_WHAT TO WORK ON_
Find each line with the string "Output" and copy it.

_AVAILABLE RECORDS_
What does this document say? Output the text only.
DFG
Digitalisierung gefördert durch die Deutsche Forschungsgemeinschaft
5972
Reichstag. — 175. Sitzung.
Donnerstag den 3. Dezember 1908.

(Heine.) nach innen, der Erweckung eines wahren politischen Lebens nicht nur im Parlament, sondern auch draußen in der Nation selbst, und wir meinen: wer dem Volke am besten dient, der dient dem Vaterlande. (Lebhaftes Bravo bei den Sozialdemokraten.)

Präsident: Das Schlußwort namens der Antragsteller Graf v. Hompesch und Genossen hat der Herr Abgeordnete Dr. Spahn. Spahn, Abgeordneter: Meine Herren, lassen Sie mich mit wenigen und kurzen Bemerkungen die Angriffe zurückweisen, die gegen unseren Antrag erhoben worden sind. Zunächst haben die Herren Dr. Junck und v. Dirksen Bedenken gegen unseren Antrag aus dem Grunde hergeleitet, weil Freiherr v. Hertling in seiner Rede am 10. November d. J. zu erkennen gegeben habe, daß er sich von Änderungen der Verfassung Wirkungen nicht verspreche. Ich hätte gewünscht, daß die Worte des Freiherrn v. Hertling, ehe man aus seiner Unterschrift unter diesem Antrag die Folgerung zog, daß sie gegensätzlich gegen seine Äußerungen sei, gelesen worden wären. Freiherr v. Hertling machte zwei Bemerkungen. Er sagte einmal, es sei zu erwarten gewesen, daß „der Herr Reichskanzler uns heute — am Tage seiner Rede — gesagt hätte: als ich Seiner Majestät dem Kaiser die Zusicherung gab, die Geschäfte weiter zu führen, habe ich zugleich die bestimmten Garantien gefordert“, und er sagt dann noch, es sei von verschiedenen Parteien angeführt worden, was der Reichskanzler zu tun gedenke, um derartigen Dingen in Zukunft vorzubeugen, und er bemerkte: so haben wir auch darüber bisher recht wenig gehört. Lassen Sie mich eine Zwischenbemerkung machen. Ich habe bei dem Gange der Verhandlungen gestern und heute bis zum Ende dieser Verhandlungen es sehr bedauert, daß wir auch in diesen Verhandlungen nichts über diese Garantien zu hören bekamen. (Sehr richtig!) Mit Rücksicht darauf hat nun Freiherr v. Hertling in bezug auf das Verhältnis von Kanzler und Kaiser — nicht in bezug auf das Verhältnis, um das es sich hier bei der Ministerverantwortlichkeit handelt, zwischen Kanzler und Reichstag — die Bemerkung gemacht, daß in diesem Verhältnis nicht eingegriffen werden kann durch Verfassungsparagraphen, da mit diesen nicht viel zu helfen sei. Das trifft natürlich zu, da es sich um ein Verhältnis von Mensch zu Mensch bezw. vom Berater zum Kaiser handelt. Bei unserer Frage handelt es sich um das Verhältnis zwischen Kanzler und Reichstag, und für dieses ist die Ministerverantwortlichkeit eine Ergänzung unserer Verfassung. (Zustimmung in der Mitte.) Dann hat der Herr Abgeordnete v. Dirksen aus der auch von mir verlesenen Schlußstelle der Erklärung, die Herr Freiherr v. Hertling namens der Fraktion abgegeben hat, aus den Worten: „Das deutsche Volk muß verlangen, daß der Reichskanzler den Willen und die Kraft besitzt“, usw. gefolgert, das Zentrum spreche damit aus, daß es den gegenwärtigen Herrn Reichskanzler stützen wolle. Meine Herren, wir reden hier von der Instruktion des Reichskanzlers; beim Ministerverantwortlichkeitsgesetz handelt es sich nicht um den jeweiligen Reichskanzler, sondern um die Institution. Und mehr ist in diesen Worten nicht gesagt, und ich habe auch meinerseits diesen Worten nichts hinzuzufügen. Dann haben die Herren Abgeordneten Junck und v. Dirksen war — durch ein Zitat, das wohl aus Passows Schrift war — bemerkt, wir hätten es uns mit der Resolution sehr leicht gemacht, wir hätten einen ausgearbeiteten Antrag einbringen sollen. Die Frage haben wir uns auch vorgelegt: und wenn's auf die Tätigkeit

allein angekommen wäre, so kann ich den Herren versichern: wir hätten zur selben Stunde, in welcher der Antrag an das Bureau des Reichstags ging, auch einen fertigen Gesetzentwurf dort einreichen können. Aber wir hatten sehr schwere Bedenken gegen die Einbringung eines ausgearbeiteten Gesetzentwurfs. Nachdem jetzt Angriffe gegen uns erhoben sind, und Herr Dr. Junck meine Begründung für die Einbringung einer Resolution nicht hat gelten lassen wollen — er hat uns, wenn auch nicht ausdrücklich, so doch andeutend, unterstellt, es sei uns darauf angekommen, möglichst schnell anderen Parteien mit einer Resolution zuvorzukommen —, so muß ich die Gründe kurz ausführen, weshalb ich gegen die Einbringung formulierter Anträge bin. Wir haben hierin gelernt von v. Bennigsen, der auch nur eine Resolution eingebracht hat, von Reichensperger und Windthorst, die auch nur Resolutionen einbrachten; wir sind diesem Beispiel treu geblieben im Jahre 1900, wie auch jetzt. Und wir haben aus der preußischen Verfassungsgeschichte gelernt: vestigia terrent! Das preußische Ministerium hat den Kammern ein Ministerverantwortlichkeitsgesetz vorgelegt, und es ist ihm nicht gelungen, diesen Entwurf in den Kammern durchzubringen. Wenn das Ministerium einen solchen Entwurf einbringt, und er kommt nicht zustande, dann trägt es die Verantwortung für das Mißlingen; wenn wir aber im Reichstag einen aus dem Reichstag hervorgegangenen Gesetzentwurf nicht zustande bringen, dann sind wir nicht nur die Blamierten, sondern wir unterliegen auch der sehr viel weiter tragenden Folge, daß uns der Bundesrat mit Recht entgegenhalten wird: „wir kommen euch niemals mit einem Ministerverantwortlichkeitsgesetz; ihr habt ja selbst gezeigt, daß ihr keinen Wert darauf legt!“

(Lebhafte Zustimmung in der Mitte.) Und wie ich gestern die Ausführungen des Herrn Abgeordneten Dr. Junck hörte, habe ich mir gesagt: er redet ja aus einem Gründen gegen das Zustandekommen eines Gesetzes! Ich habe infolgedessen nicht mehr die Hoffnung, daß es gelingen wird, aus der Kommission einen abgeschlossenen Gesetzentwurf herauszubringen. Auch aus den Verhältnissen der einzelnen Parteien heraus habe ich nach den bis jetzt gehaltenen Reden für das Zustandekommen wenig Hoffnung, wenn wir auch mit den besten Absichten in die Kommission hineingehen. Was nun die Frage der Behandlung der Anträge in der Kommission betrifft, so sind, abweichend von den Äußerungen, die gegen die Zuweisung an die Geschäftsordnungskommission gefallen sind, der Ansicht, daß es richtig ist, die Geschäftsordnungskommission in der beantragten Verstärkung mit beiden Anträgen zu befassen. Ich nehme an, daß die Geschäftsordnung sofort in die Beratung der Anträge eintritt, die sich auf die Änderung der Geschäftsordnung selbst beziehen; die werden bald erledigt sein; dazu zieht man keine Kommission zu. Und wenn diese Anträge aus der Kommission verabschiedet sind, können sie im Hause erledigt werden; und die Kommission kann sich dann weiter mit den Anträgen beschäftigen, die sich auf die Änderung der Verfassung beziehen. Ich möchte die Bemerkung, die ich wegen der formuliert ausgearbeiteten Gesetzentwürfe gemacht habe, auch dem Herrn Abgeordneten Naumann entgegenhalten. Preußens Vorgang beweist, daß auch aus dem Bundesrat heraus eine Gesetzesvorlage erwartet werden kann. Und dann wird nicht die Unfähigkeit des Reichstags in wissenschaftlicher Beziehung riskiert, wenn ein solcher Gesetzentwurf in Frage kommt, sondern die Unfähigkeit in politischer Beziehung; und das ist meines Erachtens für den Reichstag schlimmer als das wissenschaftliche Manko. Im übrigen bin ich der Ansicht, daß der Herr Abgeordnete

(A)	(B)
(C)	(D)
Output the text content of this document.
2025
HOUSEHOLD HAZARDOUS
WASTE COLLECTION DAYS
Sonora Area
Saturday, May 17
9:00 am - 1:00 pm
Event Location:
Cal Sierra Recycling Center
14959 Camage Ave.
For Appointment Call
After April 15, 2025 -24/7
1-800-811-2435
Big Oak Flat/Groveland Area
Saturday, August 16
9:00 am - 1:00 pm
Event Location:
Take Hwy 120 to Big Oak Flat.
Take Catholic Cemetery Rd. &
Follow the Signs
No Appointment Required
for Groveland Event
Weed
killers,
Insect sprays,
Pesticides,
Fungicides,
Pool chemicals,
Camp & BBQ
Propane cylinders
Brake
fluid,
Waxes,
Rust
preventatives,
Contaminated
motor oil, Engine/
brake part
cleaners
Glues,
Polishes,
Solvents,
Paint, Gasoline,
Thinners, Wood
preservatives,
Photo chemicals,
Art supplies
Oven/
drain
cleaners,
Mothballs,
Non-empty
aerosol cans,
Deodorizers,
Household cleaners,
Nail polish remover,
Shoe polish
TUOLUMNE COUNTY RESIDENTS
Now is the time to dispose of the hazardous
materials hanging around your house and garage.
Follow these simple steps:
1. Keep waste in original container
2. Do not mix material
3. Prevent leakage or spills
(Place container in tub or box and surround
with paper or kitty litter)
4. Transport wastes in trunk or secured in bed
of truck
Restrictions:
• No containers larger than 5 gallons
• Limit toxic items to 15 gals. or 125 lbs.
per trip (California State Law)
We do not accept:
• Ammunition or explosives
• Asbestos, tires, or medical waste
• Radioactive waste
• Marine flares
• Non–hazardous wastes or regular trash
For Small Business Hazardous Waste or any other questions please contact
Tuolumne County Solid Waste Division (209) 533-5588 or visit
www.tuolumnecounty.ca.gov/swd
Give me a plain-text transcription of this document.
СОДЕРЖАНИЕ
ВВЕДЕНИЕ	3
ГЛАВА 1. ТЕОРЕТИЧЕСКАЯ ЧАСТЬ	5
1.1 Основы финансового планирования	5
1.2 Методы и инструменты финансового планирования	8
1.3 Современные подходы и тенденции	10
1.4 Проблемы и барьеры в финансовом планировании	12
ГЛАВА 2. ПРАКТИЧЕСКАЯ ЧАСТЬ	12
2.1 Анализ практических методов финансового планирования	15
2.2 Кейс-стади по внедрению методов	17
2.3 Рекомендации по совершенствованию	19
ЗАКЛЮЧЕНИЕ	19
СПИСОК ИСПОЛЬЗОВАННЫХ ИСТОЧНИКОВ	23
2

_WRITTEN REPLY_
What does this document say? Output the text only.
Output the text content of this document.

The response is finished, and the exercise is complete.